Required task: Every record should be repeated exactly, except that pictures are left out.

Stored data
%%

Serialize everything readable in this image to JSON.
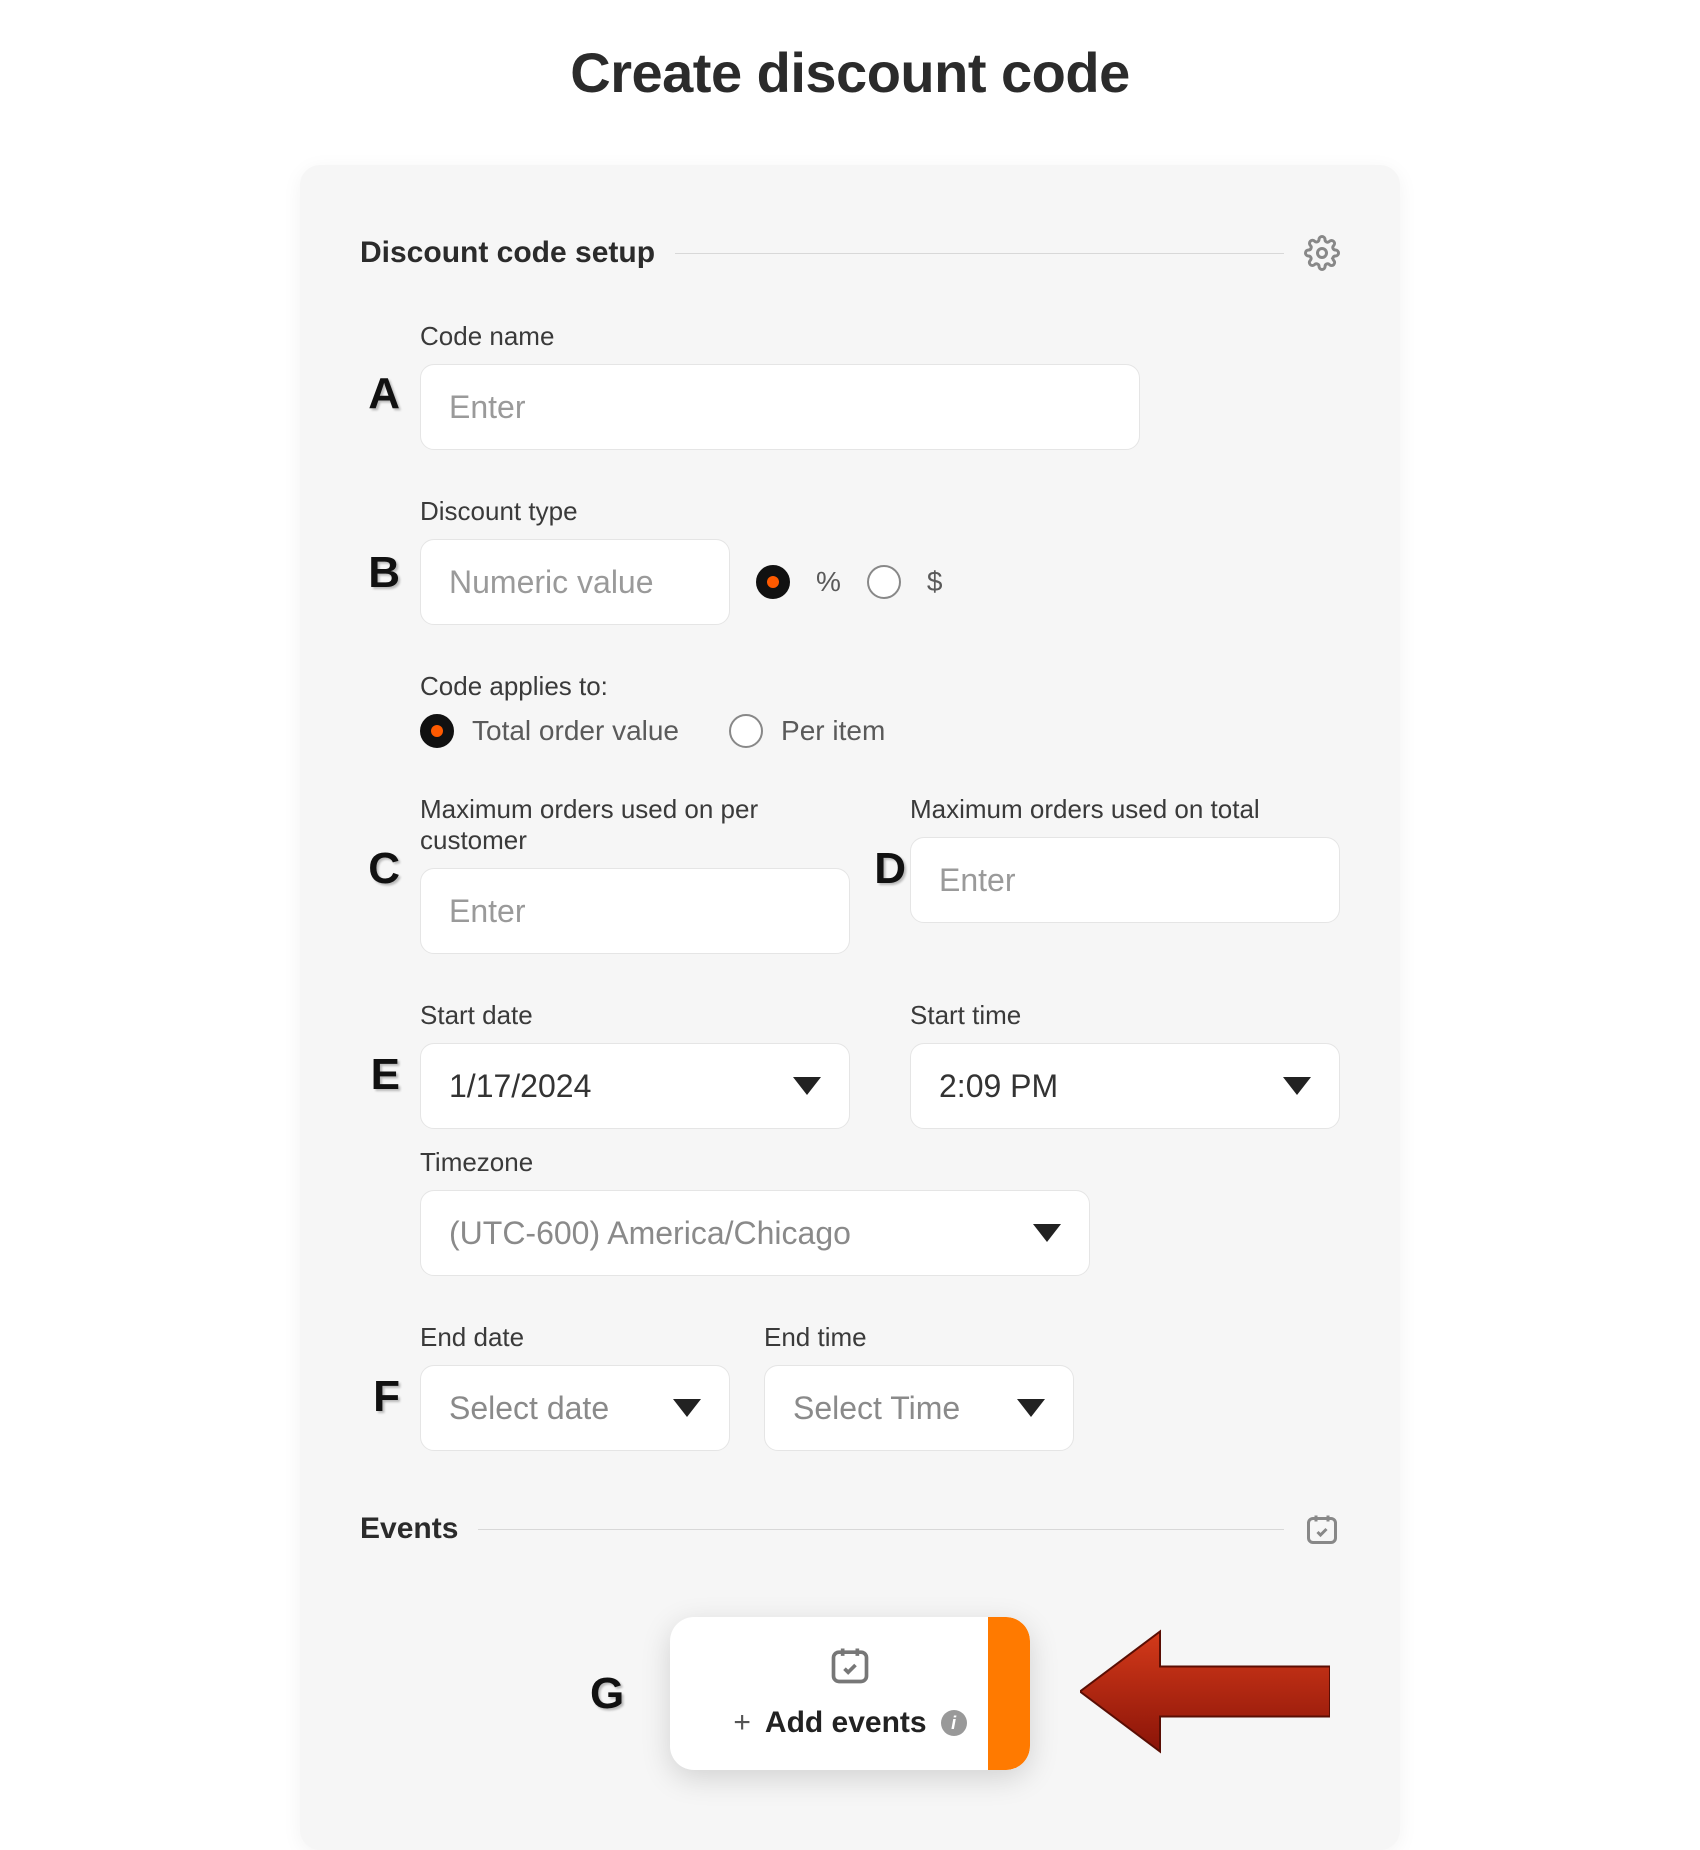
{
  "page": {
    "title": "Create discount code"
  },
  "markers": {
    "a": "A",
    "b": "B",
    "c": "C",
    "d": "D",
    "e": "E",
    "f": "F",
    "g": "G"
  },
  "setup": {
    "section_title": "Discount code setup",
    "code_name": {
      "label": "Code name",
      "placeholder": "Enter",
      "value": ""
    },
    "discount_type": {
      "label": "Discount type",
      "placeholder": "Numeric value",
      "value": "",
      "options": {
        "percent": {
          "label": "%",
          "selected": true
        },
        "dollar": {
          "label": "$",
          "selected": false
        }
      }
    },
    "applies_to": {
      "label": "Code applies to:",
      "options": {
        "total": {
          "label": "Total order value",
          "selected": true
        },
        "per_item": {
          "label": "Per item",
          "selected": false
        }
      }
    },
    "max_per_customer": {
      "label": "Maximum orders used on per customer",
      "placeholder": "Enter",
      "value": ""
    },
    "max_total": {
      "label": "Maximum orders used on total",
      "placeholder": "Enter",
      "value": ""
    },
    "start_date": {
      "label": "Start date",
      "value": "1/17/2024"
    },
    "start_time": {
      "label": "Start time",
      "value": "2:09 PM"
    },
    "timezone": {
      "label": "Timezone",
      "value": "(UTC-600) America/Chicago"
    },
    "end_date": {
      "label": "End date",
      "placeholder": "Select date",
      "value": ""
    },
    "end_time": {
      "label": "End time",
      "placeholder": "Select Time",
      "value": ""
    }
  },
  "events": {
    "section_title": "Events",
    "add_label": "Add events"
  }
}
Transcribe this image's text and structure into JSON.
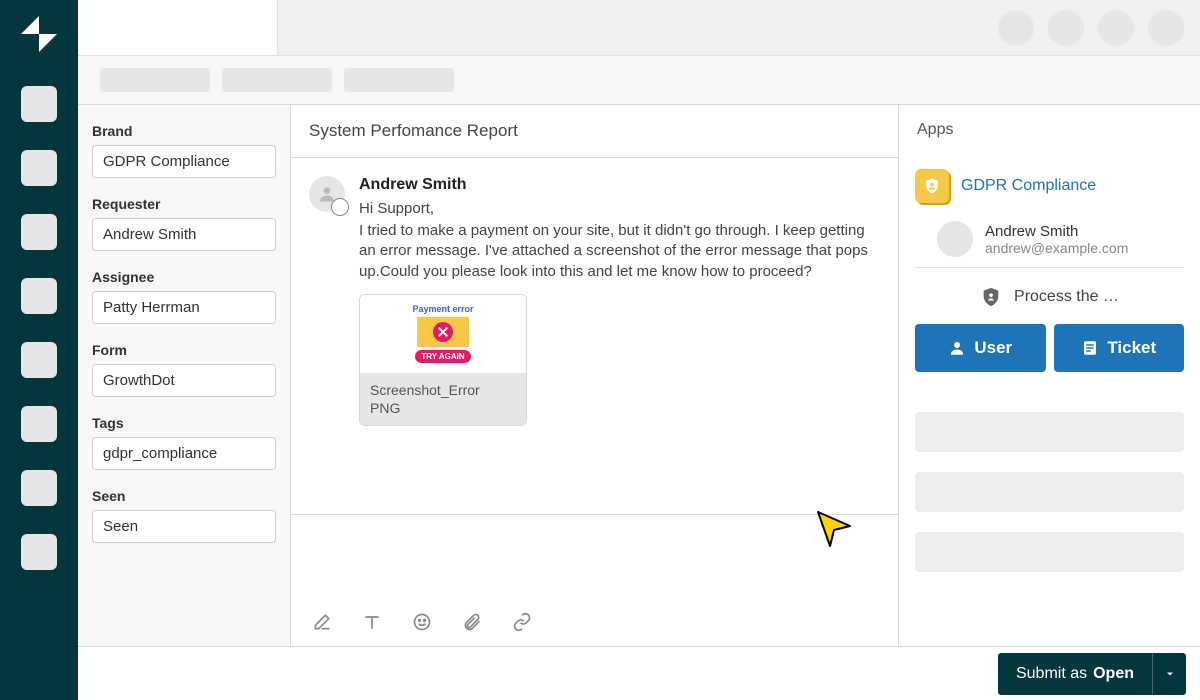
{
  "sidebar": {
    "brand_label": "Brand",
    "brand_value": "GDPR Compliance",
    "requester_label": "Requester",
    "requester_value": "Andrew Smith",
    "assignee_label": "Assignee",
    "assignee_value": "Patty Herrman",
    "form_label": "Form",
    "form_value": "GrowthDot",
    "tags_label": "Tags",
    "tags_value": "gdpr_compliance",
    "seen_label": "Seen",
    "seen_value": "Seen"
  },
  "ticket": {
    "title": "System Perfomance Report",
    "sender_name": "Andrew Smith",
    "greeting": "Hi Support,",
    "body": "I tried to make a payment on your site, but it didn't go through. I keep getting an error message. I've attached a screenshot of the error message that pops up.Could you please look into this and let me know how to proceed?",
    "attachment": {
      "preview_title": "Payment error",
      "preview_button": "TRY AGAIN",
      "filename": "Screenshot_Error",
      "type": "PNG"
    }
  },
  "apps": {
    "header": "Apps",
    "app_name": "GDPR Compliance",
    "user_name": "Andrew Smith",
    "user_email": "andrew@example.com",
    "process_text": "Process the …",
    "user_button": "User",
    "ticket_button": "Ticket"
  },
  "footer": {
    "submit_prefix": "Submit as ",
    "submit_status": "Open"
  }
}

%%

Response below:
Serialize everything readable in this image to JSON.
{
  "page": {
    "title": "Create discount code"
  },
  "markers": {
    "a": "A",
    "b": "B",
    "c": "C",
    "d": "D",
    "e": "E",
    "f": "F",
    "g": "G"
  },
  "setup": {
    "section_title": "Discount code setup",
    "code_name": {
      "label": "Code name",
      "placeholder": "Enter",
      "value": ""
    },
    "discount_type": {
      "label": "Discount type",
      "placeholder": "Numeric value",
      "value": "",
      "options": {
        "percent": {
          "label": "%",
          "selected": true
        },
        "dollar": {
          "label": "$",
          "selected": false
        }
      }
    },
    "applies_to": {
      "label": "Code applies to:",
      "options": {
        "total": {
          "label": "Total order value",
          "selected": true
        },
        "per_item": {
          "label": "Per item",
          "selected": false
        }
      }
    },
    "max_per_customer": {
      "label": "Maximum orders used on per customer",
      "placeholder": "Enter",
      "value": ""
    },
    "max_total": {
      "label": "Maximum orders used on total",
      "placeholder": "Enter",
      "value": ""
    },
    "start_date": {
      "label": "Start date",
      "value": "1/17/2024"
    },
    "start_time": {
      "label": "Start time",
      "value": "2:09 PM"
    },
    "timezone": {
      "label": "Timezone",
      "value": "(UTC-600) America/Chicago"
    },
    "end_date": {
      "label": "End date",
      "placeholder": "Select date",
      "value": ""
    },
    "end_time": {
      "label": "End time",
      "placeholder": "Select Time",
      "value": ""
    }
  },
  "events": {
    "section_title": "Events",
    "add_label": "Add events"
  }
}
Transcribe this image's text and structure into JSON.
{
  "sidebar": {
    "brand_label": "Brand",
    "brand_value": "GDPR Compliance",
    "requester_label": "Requester",
    "requester_value": "Andrew Smith",
    "assignee_label": "Assignee",
    "assignee_value": "Patty Herrman",
    "form_label": "Form",
    "form_value": "GrowthDot",
    "tags_label": "Tags",
    "tags_value": "gdpr_compliance",
    "seen_label": "Seen",
    "seen_value": "Seen"
  },
  "ticket": {
    "title": "System Perfomance Report",
    "sender_name": "Andrew Smith",
    "greeting": "Hi Support,",
    "body": "I tried to make a payment on your site, but it didn't go through. I keep getting an error message. I've attached a screenshot of the error message that pops up.Could you please look into this and let me know how to proceed?",
    "attachment": {
      "preview_title": "Payment error",
      "preview_button": "TRY AGAIN",
      "filename": "Screenshot_Error",
      "type": "PNG"
    }
  },
  "apps": {
    "header": "Apps",
    "app_name": "GDPR Compliance",
    "user_name": "Andrew Smith",
    "user_email": "andrew@example.com",
    "process_text": "Process the …",
    "user_button": "User",
    "ticket_button": "Ticket"
  },
  "footer": {
    "submit_prefix": "Submit as ",
    "submit_status": "Open"
  }
}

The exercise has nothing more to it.